-- Task inputs --

....

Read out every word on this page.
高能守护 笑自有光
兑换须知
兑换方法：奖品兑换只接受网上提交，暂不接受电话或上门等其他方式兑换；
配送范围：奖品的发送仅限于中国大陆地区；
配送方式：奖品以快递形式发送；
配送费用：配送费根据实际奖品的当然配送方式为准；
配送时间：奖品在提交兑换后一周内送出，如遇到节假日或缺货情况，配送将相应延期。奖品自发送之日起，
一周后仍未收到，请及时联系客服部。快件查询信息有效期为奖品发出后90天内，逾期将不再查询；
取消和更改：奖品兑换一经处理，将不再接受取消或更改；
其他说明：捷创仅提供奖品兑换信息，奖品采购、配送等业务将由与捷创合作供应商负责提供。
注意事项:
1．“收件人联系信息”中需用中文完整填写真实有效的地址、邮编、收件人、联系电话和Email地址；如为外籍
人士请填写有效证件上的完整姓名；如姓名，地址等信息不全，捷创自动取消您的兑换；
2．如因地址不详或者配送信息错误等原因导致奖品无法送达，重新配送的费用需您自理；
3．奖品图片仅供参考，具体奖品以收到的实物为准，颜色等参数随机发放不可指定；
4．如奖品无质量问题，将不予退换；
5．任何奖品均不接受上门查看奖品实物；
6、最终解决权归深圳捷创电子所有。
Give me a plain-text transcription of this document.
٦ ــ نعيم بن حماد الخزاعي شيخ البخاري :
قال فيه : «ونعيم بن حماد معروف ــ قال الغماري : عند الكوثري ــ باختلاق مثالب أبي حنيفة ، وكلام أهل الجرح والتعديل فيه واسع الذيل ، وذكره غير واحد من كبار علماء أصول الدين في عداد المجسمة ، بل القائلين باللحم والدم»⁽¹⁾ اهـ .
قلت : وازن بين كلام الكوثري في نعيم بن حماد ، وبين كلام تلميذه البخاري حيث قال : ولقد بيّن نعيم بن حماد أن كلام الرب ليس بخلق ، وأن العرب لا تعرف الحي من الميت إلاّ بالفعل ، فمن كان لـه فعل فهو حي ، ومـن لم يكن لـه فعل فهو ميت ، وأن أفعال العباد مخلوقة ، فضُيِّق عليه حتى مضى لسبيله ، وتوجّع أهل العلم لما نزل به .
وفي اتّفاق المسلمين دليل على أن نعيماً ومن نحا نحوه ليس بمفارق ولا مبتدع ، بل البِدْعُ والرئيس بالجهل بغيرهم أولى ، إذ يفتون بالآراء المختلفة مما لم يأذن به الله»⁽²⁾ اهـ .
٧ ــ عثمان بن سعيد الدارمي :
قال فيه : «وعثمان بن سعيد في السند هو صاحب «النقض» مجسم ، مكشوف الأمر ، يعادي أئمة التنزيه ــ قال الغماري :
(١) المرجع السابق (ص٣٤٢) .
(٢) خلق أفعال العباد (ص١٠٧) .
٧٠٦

....

-- Prompt --
Lines that include the word "أفعال" — how many are there in the data? Answer with the number alone.

-- Task result --
2